-------- Listed records --------

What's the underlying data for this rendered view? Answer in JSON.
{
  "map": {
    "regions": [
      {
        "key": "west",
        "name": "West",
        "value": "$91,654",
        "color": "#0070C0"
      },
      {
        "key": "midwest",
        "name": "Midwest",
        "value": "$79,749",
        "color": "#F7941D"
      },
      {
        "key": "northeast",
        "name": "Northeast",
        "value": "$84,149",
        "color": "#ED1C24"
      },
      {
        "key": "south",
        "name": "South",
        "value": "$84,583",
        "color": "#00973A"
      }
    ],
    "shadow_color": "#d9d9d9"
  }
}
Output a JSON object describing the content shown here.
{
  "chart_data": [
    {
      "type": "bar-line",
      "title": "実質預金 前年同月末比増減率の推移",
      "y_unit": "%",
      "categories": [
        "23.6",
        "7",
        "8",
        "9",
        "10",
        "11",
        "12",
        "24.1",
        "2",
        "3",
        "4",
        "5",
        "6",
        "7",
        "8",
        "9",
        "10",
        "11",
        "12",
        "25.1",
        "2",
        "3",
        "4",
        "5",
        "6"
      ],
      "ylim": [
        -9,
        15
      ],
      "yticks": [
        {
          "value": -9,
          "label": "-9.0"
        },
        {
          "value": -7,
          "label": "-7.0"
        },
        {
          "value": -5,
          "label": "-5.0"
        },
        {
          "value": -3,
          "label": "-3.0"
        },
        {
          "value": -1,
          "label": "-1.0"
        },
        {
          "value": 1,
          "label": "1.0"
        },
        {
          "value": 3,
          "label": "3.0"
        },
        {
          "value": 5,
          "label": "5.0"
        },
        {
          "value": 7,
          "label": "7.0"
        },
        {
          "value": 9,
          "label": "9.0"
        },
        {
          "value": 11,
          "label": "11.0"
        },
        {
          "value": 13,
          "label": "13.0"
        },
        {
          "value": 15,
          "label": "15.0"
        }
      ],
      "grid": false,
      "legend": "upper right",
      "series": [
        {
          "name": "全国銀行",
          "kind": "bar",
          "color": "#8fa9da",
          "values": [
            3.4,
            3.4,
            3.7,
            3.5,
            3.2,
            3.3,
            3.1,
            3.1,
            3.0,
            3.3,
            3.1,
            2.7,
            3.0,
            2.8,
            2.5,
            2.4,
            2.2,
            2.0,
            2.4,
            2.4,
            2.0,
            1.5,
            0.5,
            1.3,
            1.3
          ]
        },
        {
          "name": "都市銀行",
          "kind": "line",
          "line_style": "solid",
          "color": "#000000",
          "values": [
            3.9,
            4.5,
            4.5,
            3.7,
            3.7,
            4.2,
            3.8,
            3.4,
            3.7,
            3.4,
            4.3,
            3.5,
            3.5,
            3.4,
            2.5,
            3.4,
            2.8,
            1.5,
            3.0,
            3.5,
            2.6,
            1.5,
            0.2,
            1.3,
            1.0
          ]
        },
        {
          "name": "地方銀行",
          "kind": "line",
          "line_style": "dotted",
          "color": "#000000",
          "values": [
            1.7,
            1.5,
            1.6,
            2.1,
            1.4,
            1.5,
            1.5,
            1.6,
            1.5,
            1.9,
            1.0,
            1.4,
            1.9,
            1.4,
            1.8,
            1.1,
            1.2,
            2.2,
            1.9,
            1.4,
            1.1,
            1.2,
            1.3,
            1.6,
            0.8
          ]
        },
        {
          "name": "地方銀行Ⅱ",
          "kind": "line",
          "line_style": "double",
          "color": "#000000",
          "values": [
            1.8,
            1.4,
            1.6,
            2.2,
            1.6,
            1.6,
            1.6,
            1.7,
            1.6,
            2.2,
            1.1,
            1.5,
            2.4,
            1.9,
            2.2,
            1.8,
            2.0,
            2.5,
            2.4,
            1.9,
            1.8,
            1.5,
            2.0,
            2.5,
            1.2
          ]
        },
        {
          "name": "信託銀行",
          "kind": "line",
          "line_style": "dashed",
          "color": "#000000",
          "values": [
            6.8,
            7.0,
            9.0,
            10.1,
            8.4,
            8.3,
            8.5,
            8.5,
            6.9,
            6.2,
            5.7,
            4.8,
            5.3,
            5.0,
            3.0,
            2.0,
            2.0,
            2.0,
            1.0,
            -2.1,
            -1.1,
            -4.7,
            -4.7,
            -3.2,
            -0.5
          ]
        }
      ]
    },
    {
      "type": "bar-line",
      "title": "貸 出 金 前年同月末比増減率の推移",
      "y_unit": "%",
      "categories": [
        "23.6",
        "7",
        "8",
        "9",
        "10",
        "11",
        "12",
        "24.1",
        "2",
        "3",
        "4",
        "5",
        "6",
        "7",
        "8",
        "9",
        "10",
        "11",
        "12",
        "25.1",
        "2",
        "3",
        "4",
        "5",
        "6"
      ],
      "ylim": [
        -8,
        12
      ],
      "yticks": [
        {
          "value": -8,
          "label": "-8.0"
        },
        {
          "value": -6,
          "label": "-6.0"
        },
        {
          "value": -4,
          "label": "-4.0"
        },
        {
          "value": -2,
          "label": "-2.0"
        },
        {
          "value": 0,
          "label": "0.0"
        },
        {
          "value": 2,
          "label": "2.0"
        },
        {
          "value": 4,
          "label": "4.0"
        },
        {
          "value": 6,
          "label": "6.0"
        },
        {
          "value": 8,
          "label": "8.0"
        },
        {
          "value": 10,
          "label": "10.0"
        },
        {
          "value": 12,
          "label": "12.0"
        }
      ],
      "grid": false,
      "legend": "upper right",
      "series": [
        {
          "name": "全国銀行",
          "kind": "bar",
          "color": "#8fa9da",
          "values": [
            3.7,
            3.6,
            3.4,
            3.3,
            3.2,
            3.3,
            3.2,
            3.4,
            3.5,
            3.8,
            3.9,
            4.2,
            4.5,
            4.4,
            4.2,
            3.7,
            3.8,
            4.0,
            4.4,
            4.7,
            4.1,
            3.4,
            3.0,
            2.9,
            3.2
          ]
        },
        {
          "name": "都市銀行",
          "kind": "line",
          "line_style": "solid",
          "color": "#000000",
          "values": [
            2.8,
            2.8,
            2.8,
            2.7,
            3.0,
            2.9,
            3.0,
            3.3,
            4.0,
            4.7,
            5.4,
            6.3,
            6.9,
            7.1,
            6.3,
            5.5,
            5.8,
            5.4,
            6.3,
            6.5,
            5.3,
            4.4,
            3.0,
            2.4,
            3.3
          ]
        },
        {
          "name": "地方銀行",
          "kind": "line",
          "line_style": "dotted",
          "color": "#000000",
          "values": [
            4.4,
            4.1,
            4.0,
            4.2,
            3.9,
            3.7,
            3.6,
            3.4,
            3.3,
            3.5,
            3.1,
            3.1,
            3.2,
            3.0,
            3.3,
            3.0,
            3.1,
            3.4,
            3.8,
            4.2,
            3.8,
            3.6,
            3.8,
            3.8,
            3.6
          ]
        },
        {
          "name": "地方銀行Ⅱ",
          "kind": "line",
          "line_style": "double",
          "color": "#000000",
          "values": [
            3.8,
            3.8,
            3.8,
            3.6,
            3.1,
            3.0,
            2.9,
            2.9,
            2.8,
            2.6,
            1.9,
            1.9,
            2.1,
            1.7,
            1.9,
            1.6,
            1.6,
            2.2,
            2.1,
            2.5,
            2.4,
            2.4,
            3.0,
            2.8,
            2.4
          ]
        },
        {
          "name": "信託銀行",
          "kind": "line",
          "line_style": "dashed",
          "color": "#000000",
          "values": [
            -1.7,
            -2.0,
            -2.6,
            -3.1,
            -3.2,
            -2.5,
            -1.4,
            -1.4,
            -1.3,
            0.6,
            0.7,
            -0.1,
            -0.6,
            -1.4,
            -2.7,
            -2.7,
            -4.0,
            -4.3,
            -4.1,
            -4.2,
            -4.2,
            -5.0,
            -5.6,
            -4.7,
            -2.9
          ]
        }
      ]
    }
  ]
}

--------

Exercise aim ::
Give the material above again, word for word.

Response below ::
What's the underlying data for this rendered view? Answer in JSON.
{
  "map": {
    "regions": [
      {
        "key": "west",
        "name": "West",
        "value": "$91,654",
        "color": "#0070C0"
      },
      {
        "key": "midwest",
        "name": "Midwest",
        "value": "$79,749",
        "color": "#F7941D"
      },
      {
        "key": "northeast",
        "name": "Northeast",
        "value": "$84,149",
        "color": "#ED1C24"
      },
      {
        "key": "south",
        "name": "South",
        "value": "$84,583",
        "color": "#00973A"
      }
    ],
    "shadow_color": "#d9d9d9"
  }
}
Output a JSON object describing the content shown here.
{
  "chart_data": [
    {
      "type": "bar-line",
      "title": "実質預金 前年同月末比増減率の推移",
      "y_unit": "%",
      "categories": [
        "23.6",
        "7",
        "8",
        "9",
        "10",
        "11",
        "12",
        "24.1",
        "2",
        "3",
        "4",
        "5",
        "6",
        "7",
        "8",
        "9",
        "10",
        "11",
        "12",
        "25.1",
        "2",
        "3",
        "4",
        "5",
        "6"
      ],
      "ylim": [
        -9,
        15
      ],
      "yticks": [
        {
          "value": -9,
          "label": "-9.0"
        },
        {
          "value": -7,
          "label": "-7.0"
        },
        {
          "value": -5,
          "label": "-5.0"
        },
        {
          "value": -3,
          "label": "-3.0"
        },
        {
          "value": -1,
          "label": "-1.0"
        },
        {
          "value": 1,
          "label": "1.0"
        },
        {
          "value": 3,
          "label": "3.0"
        },
        {
          "value": 5,
          "label": "5.0"
        },
        {
          "value": 7,
          "label": "7.0"
        },
        {
          "value": 9,
          "label": "9.0"
        },
        {
          "value": 11,
          "label": "11.0"
        },
        {
          "value": 13,
          "label": "13.0"
        },
        {
          "value": 15,
          "label": "15.0"
        }
      ],
      "grid": false,
      "legend": "upper right",
      "series": [
        {
          "name": "全国銀行",
          "kind": "bar",
          "color": "#8fa9da",
          "values": [
            3.4,
            3.4,
            3.7,
            3.5,
            3.2,
            3.3,
            3.1,
            3.1,
            3.0,
            3.3,
            3.1,
            2.7,
            3.0,
            2.8,
            2.5,
            2.4,
            2.2,
            2.0,
            2.4,
            2.4,
            2.0,
            1.5,
            0.5,
            1.3,
            1.3
          ]
        },
        {
          "name": "都市銀行",
          "kind": "line",
          "line_style": "solid",
          "color": "#000000",
          "values": [
            3.9,
            4.5,
            4.5,
            3.7,
            3.7,
            4.2,
            3.8,
            3.4,
            3.7,
            3.4,
            4.3,
            3.5,
            3.5,
            3.4,
            2.5,
            3.4,
            2.8,
            1.5,
            3.0,
            3.5,
            2.6,
            1.5,
            0.2,
            1.3,
            1.0
          ]
        },
        {
          "name": "地方銀行",
          "kind": "line",
          "line_style": "dotted",
          "color": "#000000",
          "values": [
            1.7,
            1.5,
            1.6,
            2.1,
            1.4,
            1.5,
            1.5,
            1.6,
            1.5,
            1.9,
            1.0,
            1.4,
            1.9,
            1.4,
            1.8,
            1.1,
            1.2,
            2.2,
            1.9,
            1.4,
            1.1,
            1.2,
            1.3,
            1.6,
            0.8
          ]
        },
        {
          "name": "地方銀行Ⅱ",
          "kind": "line",
          "line_style": "double",
          "color": "#000000",
          "values": [
            1.8,
            1.4,
            1.6,
            2.2,
            1.6,
            1.6,
            1.6,
            1.7,
            1.6,
            2.2,
            1.1,
            1.5,
            2.4,
            1.9,
            2.2,
            1.8,
            2.0,
            2.5,
            2.4,
            1.9,
            1.8,
            1.5,
            2.0,
            2.5,
            1.2
          ]
        },
        {
          "name": "信託銀行",
          "kind": "line",
          "line_style": "dashed",
          "color": "#000000",
          "values": [
            6.8,
            7.0,
            9.0,
            10.1,
            8.4,
            8.3,
            8.5,
            8.5,
            6.9,
            6.2,
            5.7,
            4.8,
            5.3,
            5.0,
            3.0,
            2.0,
            2.0,
            2.0,
            1.0,
            -2.1,
            -1.1,
            -4.7,
            -4.7,
            -3.2,
            -0.5
          ]
        }
      ]
    },
    {
      "type": "bar-line",
      "title": "貸 出 金 前年同月末比増減率の推移",
      "y_unit": "%",
      "categories": [
        "23.6",
        "7",
        "8",
        "9",
        "10",
        "11",
        "12",
        "24.1",
        "2",
        "3",
        "4",
        "5",
        "6",
        "7",
        "8",
        "9",
        "10",
        "11",
        "12",
        "25.1",
        "2",
        "3",
        "4",
        "5",
        "6"
      ],
      "ylim": [
        -8,
        12
      ],
      "yticks": [
        {
          "value": -8,
          "label": "-8.0"
        },
        {
          "value": -6,
          "label": "-6.0"
        },
        {
          "value": -4,
          "label": "-4.0"
        },
        {
          "value": -2,
          "label": "-2.0"
        },
        {
          "value": 0,
          "label": "0.0"
        },
        {
          "value": 2,
          "label": "2.0"
        },
        {
          "value": 4,
          "label": "4.0"
        },
        {
          "value": 6,
          "label": "6.0"
        },
        {
          "value": 8,
          "label": "8.0"
        },
        {
          "value": 10,
          "label": "10.0"
        },
        {
          "value": 12,
          "label": "12.0"
        }
      ],
      "grid": false,
      "legend": "upper right",
      "series": [
        {
          "name": "全国銀行",
          "kind": "bar",
          "color": "#8fa9da",
          "values": [
            3.7,
            3.6,
            3.4,
            3.3,
            3.2,
            3.3,
            3.2,
            3.4,
            3.5,
            3.8,
            3.9,
            4.2,
            4.5,
            4.4,
            4.2,
            3.7,
            3.8,
            4.0,
            4.4,
            4.7,
            4.1,
            3.4,
            3.0,
            2.9,
            3.2
          ]
        },
        {
          "name": "都市銀行",
          "kind": "line",
          "line_style": "solid",
          "color": "#000000",
          "values": [
            2.8,
            2.8,
            2.8,
            2.7,
            3.0,
            2.9,
            3.0,
            3.3,
            4.0,
            4.7,
            5.4,
            6.3,
            6.9,
            7.1,
            6.3,
            5.5,
            5.8,
            5.4,
            6.3,
            6.5,
            5.3,
            4.4,
            3.0,
            2.4,
            3.3
          ]
        },
        {
          "name": "地方銀行",
          "kind": "line",
          "line_style": "dotted",
          "color": "#000000",
          "values": [
            4.4,
            4.1,
            4.0,
            4.2,
            3.9,
            3.7,
            3.6,
            3.4,
            3.3,
            3.5,
            3.1,
            3.1,
            3.2,
            3.0,
            3.3,
            3.0,
            3.1,
            3.4,
            3.8,
            4.2,
            3.8,
            3.6,
            3.8,
            3.8,
            3.6
          ]
        },
        {
          "name": "地方銀行Ⅱ",
          "kind": "line",
          "line_style": "double",
          "color": "#000000",
          "values": [
            3.8,
            3.8,
            3.8,
            3.6,
            3.1,
            3.0,
            2.9,
            2.9,
            2.8,
            2.6,
            1.9,
            1.9,
            2.1,
            1.7,
            1.9,
            1.6,
            1.6,
            2.2,
            2.1,
            2.5,
            2.4,
            2.4,
            3.0,
            2.8,
            2.4
          ]
        },
        {
          "name": "信託銀行",
          "kind": "line",
          "line_style": "dashed",
          "color": "#000000",
          "values": [
            -1.7,
            -2.0,
            -2.6,
            -3.1,
            -3.2,
            -2.5,
            -1.4,
            -1.4,
            -1.3,
            0.6,
            0.7,
            -0.1,
            -0.6,
            -1.4,
            -2.7,
            -2.7,
            -4.0,
            -4.3,
            -4.1,
            -4.2,
            -4.2,
            -5.0,
            -5.6,
            -4.7,
            -2.9
          ]
        }
      ]
    }
  ]
}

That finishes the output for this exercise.